**Source:**

:::::

Published by the Association of Blind Citizens
Association of Blind Citizens
P.O. Box 246
Holbrook, MA 02343
Phone: (781) 961-1023
Fax: (781) 961-0004
Vehicle-Donation Line: (888) 881-9090
By John Oliveira
As I write this column, we have a very stormy day outside but summer is just around the corner and that means that many of ABC's activities are about to start again. ABC had a tremendous year in 2004 and we are prepared for many new challenges in 2005. Constantly changing conditions in the economy, in Congress and in our membership keep me on the move to find new sources of financial support to meet our program objectives and to look at meeting other needs in the blind and visually impaired community. I urge you all to please lend me a hand in growing the organization and I need your talents. If you have an interest in writing grants, fund raising, or editing ABC's newsletter, please contact me. If you have any ideas regarding programs that ABC could develop, please let me know.
Our programs continue to flourish, and the need for the activities in which ABC is involved continues to be evident to the blind and visually impaired community. During 2005 we will continue to sponsor children's camps. These camps give blind children a chance to participate in activities that they would not be able to experience in their communities. I received many notes of thanks and photographs from blind childrens' parents and children expressing gratitude for giving their children this opportunity. ABC is proud to continue this program.
Our commitment to braille literacy continues to move forward through the sponsorship of a reprint of a children's book in braille. "How Do You Know What Time It Is?" was released in October, 2004 as part of the National Braille Press children's book club. ABC will continue to support projects that promote the learning or use of braille.
The demand for college scholarships continues to grow. That indicates to me that the funding for educational services for the blind is needed and ABC will continue to do what we can to support the scholarship program. ABC will award $20,000 to blind students from around the country this year. These students are our future leaders, and ABC's financial commitment remains in their corner.
As the June deadline approaches for the close of our Assistive-Technology Fund, the online applications continue to arrive. The Assistive-Technology Fund continues to receive mention in a variety of publications for the blind. The word is spreading and it indicates to me that the need for this one-of-a-kind program to grow exists, and we must do what we can to make funds available for this program.
The notes of thanks and appreciation from people who have received ATF grants please me as they show the expectation that these recipients have for a brighter and more independent future with the new technology acquired.

:::::

**Provided records:**

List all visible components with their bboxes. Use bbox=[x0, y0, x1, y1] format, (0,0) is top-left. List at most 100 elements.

:::::

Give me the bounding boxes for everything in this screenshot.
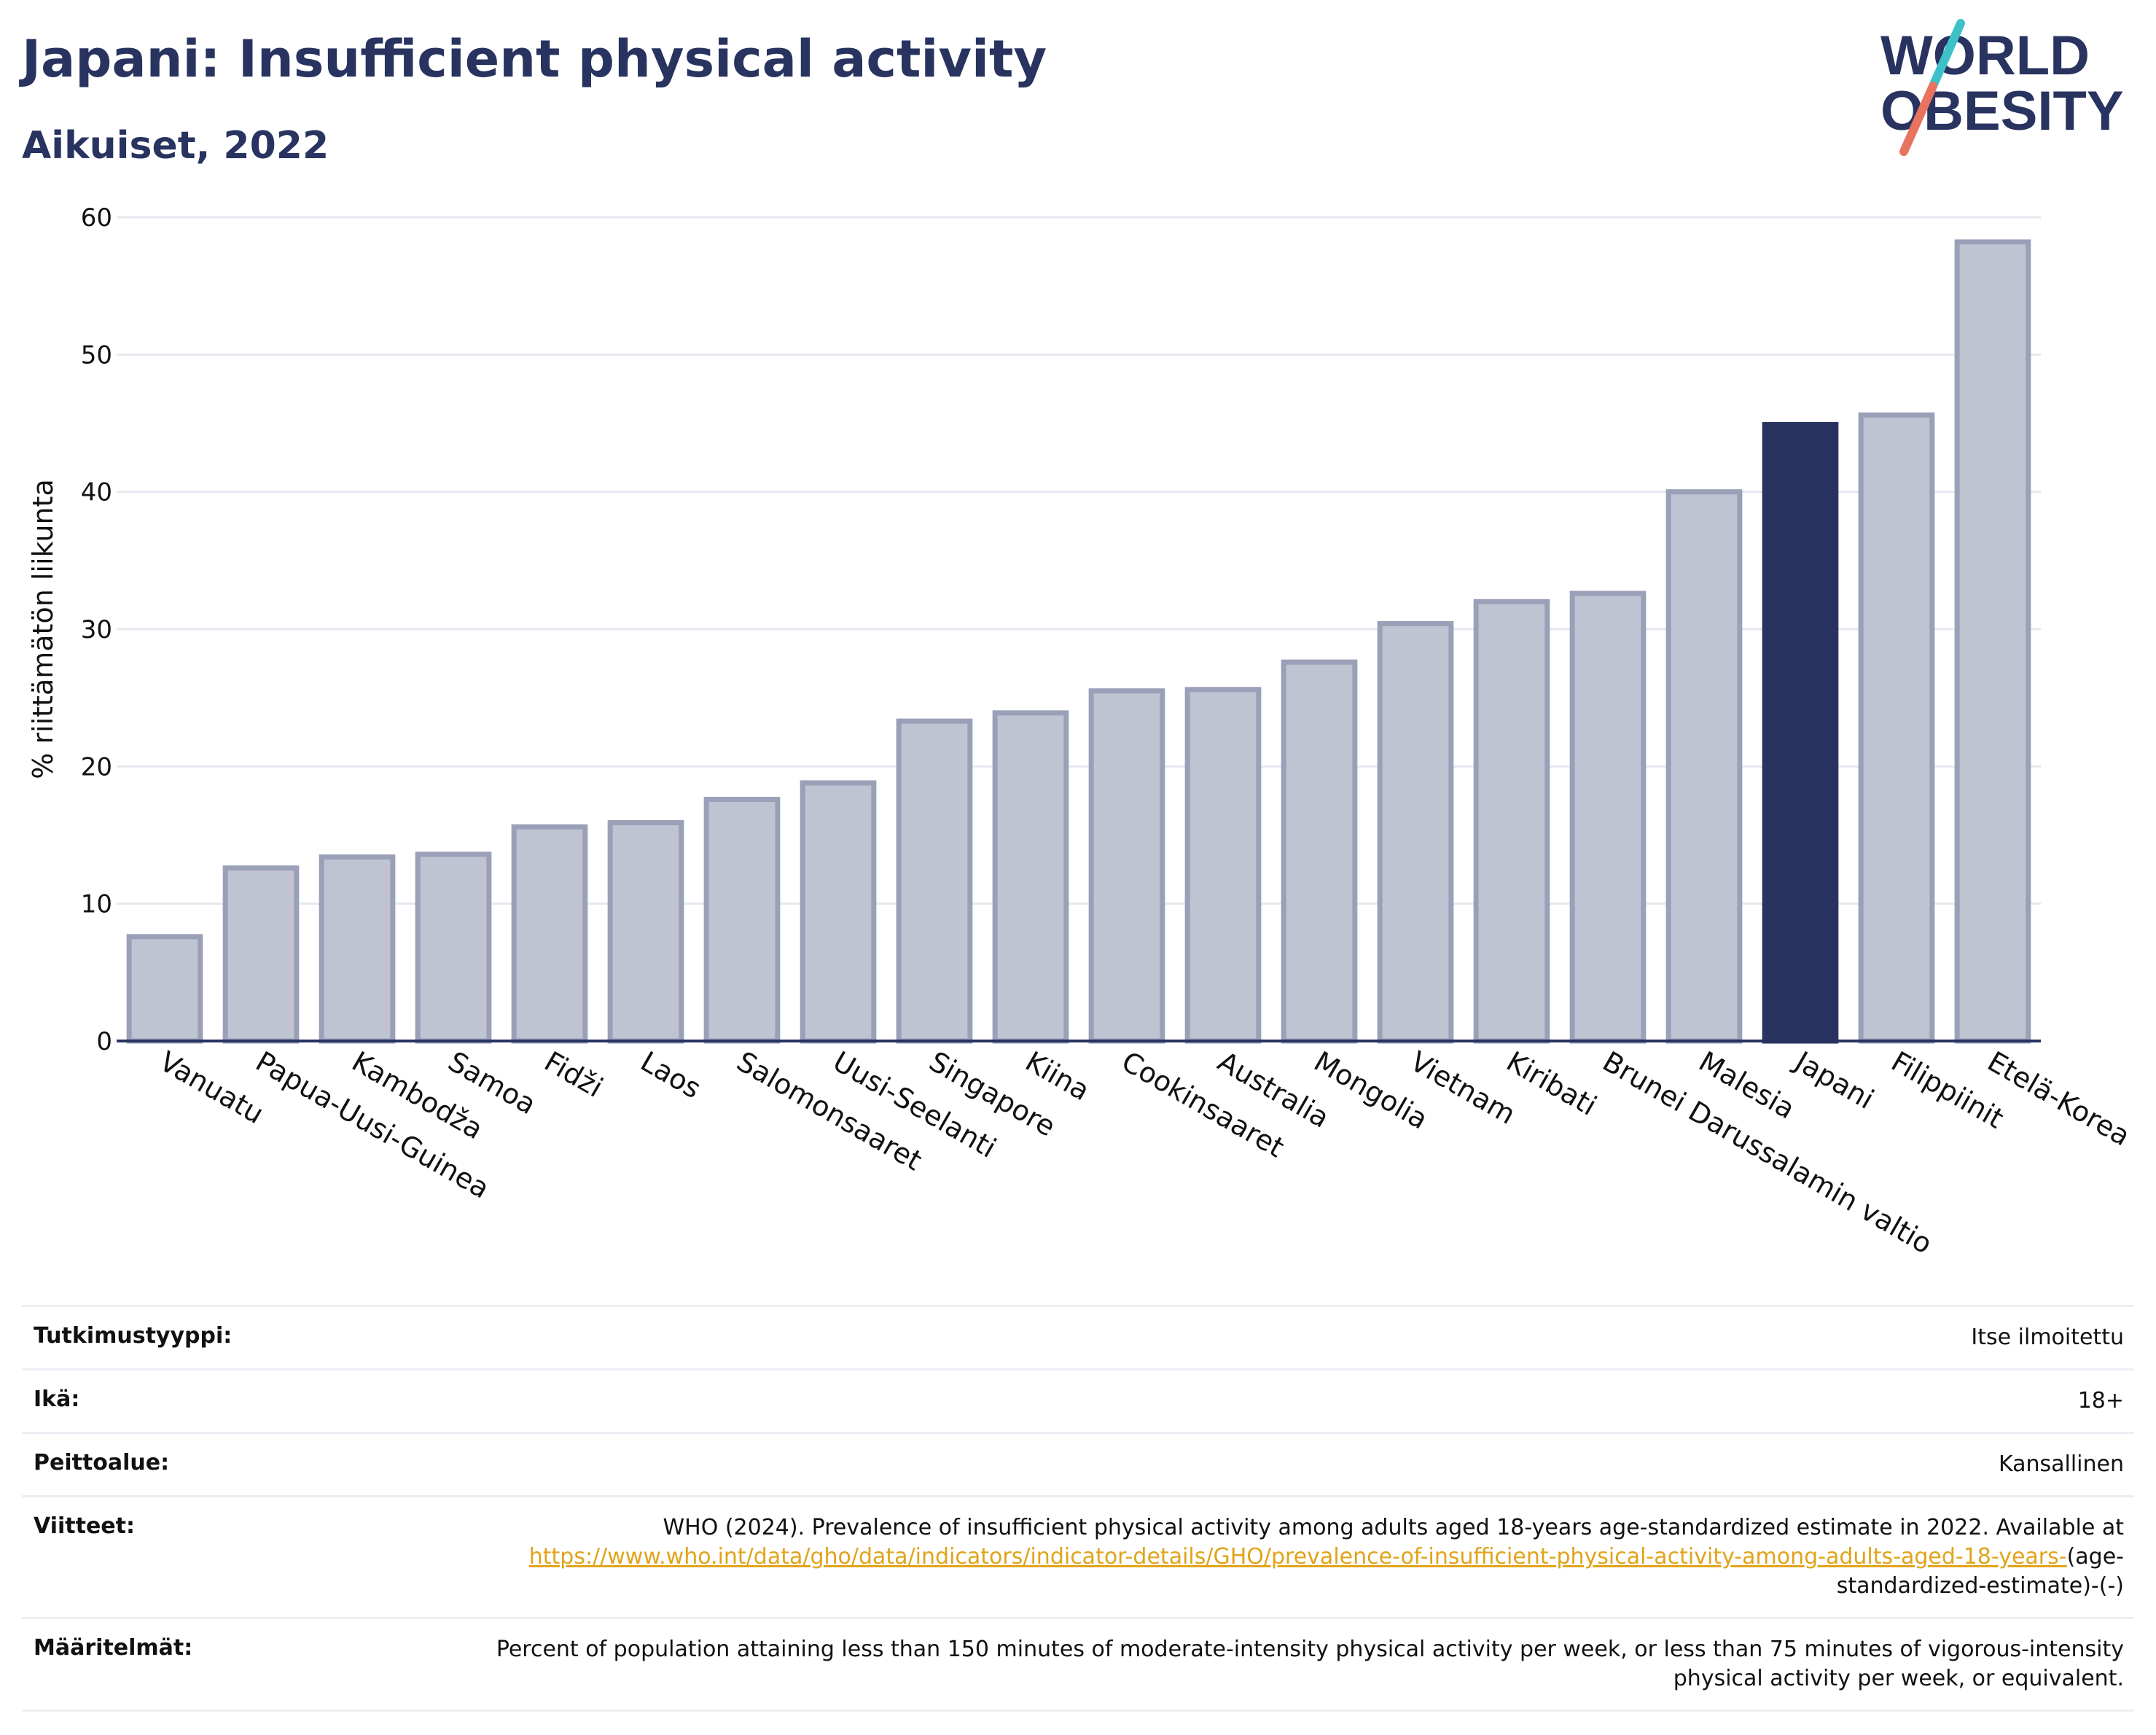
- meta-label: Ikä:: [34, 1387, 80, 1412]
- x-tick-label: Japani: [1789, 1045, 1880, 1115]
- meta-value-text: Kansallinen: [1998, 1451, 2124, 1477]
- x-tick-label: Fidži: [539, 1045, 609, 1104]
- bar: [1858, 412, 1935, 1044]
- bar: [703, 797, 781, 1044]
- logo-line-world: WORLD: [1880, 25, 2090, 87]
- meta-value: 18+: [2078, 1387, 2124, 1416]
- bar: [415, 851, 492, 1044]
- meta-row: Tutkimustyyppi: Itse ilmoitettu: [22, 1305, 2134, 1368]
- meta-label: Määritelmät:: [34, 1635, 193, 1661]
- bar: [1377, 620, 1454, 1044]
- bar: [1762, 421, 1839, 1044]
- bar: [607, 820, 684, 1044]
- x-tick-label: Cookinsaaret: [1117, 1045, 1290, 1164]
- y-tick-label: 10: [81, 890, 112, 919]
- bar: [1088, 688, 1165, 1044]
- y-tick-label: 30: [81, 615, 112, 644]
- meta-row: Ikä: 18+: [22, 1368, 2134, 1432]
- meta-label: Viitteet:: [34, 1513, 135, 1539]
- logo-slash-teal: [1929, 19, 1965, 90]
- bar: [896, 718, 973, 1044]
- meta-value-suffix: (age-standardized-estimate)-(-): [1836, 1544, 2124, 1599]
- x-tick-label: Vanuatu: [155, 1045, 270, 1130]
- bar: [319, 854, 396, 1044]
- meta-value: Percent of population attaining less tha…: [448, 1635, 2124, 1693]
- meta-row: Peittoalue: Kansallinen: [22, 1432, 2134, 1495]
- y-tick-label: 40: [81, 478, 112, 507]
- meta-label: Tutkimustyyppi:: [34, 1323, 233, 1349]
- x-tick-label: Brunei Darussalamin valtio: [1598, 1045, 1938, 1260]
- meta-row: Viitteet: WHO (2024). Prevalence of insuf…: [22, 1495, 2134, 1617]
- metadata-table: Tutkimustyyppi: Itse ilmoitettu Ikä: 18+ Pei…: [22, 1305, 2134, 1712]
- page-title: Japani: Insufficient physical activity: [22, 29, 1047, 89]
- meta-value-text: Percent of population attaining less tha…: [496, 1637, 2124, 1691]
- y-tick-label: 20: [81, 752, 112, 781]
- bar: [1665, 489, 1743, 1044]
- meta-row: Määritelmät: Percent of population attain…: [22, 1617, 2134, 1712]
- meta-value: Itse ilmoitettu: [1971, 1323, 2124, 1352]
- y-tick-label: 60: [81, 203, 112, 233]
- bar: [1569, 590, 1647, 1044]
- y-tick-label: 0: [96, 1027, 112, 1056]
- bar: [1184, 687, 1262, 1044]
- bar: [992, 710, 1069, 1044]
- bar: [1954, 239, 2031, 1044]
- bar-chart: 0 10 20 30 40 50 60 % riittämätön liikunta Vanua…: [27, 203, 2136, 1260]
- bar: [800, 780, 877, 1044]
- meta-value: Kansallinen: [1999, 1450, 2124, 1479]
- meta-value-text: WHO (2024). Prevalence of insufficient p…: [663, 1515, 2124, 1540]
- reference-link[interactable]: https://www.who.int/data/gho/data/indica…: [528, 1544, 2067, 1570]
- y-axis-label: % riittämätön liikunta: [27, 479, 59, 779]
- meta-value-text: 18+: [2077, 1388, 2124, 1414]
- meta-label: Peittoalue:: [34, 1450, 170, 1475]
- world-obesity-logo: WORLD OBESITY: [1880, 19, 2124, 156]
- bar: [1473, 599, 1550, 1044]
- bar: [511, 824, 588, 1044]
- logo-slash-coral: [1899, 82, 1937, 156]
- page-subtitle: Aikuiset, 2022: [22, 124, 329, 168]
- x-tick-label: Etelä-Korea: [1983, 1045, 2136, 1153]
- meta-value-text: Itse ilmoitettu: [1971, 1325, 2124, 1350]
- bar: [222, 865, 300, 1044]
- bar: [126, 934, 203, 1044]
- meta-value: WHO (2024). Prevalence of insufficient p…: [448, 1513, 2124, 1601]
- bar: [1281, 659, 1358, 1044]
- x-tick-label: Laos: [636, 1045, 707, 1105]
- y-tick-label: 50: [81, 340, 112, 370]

:::::

**Job:**
Could you reproduce the newsletter column word for word, starting at "Our programs continue" and ending at "use of braille."? The records stand apart from the newsletter column and have no connection to it.

**Task output:**
Our programs continue to flourish, and the need for the activities in which ABC is involved continues to be evident to the blind and visually impaired community. During 2005 we will continue to sponsor children's camps. These camps give blind children a chance to participate in activities that they would not be able to experience in their communities. I received many notes of thanks and photographs from blind childrens' parents and children expressing gratitude for giving their children this opportunity. ABC is proud to continue this program.
Our commitment to braille literacy continues to move forward through the sponsorship of a reprint of a children's book in braille. "How Do You Know What Time It Is?" was released in October, 2004 as part of the National Braille Press children's book club. ABC will continue to support projects that promote the learning or use of braille.